EXERCISE INSTRUCTIONS - Identify all lines below that hold "this" and collect them.

* begin RECORDS SUPPLIED *

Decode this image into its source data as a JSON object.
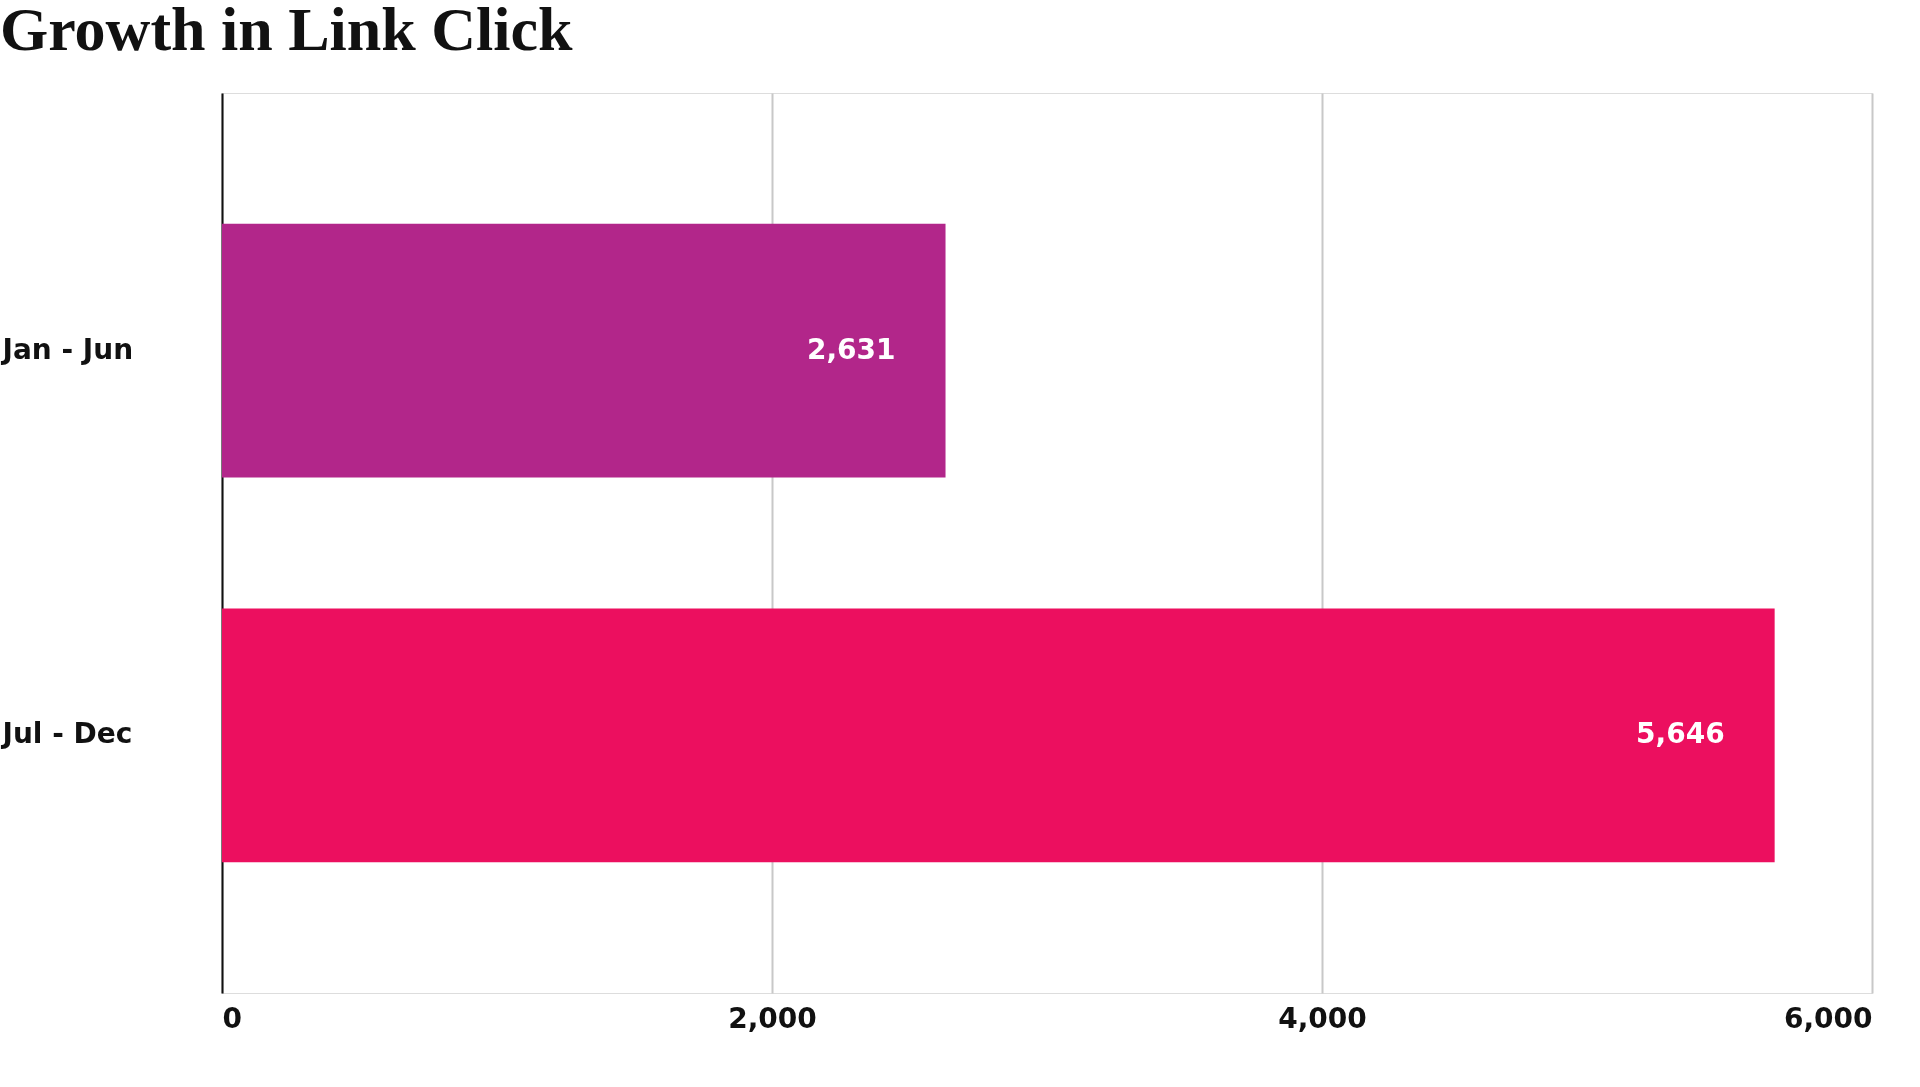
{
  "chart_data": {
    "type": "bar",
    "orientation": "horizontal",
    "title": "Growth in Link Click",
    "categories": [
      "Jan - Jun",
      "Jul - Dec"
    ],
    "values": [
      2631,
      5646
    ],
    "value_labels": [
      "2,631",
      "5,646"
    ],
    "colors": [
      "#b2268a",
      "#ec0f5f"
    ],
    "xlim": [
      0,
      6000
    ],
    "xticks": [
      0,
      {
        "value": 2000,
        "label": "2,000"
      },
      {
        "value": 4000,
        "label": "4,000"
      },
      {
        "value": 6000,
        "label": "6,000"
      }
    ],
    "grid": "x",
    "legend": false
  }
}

* end RECORDS SUPPLIED *
* begin RECORDS SUPPLIED *

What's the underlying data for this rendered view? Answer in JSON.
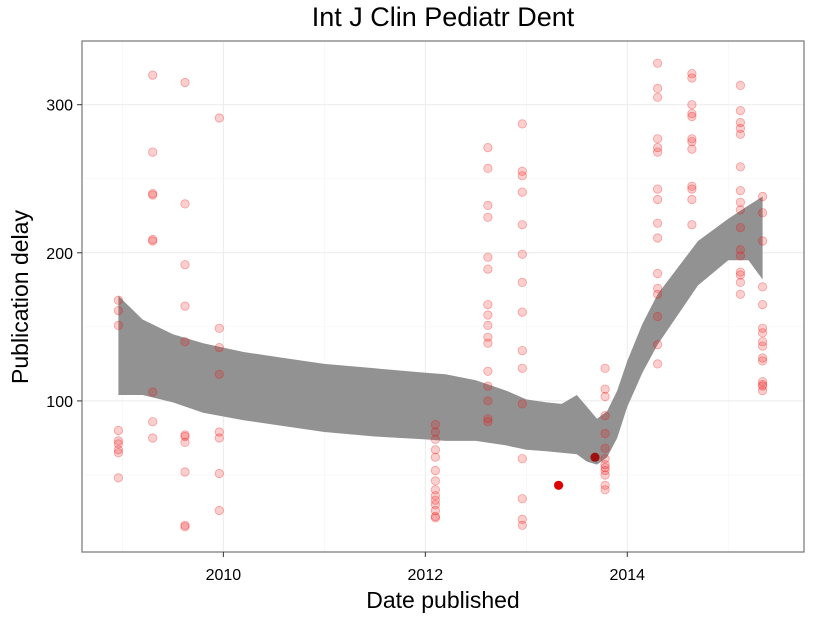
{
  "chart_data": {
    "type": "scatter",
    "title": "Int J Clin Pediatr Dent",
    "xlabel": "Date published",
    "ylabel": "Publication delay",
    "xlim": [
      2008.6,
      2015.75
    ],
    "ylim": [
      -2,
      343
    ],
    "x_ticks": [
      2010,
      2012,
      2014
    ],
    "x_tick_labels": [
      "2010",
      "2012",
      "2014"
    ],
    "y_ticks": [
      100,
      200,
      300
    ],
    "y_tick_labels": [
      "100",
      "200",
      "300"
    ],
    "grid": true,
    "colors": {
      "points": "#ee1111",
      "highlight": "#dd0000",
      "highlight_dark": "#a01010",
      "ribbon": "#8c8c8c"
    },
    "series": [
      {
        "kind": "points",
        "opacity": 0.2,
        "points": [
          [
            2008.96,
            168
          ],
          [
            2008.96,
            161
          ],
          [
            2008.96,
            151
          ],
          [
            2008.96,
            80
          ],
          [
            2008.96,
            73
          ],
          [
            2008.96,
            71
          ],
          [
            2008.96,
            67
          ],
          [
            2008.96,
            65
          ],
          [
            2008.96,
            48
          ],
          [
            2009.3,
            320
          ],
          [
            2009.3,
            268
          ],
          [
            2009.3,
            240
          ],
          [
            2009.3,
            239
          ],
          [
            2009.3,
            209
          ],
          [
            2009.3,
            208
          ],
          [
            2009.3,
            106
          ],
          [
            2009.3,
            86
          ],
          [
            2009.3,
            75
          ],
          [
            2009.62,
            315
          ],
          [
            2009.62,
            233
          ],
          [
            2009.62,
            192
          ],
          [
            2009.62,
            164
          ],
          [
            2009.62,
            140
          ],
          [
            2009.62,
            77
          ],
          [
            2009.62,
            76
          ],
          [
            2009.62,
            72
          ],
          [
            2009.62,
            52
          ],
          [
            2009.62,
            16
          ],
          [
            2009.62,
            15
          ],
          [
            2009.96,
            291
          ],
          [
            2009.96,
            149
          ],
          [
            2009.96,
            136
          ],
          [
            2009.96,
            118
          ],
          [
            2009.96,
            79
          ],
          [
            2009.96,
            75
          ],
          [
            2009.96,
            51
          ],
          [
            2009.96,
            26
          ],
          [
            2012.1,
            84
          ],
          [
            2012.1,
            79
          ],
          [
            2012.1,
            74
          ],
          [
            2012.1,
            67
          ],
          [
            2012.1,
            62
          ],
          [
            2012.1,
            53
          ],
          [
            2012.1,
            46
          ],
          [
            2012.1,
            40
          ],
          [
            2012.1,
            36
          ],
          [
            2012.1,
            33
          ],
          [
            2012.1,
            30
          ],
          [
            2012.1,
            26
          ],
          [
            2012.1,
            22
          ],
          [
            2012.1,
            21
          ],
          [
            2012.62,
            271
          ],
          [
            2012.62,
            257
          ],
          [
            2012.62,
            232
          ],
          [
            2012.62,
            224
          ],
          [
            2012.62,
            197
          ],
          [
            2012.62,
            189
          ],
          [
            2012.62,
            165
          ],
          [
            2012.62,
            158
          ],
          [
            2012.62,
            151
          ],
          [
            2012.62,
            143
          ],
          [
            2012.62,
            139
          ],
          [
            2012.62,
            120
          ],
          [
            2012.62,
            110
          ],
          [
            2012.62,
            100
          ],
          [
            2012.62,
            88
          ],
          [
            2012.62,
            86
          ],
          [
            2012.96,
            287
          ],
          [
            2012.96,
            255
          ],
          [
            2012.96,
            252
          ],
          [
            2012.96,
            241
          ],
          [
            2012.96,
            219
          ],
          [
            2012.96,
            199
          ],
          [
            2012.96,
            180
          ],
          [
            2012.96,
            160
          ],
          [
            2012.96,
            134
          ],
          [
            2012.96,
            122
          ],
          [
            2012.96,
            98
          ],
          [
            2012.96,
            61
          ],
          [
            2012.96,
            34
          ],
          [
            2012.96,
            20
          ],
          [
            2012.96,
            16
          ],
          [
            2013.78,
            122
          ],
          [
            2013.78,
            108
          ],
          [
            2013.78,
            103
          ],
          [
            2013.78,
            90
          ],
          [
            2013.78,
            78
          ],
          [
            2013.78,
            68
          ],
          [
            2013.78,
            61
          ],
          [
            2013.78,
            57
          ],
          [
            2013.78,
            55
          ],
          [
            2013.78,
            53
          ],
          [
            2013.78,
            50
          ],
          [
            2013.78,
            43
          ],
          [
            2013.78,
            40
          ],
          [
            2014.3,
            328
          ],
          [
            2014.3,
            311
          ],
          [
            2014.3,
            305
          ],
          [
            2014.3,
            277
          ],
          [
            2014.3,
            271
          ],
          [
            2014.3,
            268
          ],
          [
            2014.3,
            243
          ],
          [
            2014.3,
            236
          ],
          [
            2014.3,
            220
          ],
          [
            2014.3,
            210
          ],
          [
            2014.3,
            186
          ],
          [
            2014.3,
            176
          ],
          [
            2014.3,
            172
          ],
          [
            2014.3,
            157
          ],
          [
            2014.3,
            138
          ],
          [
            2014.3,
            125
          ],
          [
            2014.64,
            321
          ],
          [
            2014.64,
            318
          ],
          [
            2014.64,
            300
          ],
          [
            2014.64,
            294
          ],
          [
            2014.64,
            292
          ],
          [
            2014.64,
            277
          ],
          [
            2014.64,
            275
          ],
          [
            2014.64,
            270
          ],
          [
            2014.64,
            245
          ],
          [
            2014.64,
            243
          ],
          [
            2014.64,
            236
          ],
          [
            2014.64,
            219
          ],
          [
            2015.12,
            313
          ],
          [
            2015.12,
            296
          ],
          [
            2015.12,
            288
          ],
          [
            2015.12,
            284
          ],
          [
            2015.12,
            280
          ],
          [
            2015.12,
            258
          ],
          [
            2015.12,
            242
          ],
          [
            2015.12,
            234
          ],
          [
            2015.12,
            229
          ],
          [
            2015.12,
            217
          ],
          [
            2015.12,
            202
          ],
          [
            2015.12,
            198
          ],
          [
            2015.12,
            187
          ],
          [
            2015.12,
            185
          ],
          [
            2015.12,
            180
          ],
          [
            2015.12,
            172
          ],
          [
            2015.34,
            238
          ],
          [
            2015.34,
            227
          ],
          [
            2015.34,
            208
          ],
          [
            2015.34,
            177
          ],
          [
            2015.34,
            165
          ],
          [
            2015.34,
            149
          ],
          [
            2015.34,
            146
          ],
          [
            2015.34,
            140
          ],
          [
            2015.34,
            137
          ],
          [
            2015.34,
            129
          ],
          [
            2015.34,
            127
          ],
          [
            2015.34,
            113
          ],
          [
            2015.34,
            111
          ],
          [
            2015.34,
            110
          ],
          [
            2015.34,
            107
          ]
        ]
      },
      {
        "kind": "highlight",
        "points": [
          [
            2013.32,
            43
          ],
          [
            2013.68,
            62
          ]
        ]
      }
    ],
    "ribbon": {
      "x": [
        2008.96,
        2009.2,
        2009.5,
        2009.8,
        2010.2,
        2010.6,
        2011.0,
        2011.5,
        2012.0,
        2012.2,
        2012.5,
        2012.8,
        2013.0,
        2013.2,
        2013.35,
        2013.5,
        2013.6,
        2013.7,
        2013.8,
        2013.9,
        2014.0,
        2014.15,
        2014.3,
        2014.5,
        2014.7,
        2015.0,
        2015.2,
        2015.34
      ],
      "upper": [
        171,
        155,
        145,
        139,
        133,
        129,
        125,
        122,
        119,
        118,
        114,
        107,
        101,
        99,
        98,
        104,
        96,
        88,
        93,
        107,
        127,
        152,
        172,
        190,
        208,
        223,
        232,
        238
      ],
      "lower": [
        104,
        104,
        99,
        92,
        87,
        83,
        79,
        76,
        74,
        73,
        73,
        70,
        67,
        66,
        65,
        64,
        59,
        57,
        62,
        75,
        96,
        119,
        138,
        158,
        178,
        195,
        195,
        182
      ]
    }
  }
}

* end RECORDS SUPPLIED *

THE ANSWER -
Decode this image into its source data as a JSON object.
What's the underlying data for this rendered view? Answer in JSON.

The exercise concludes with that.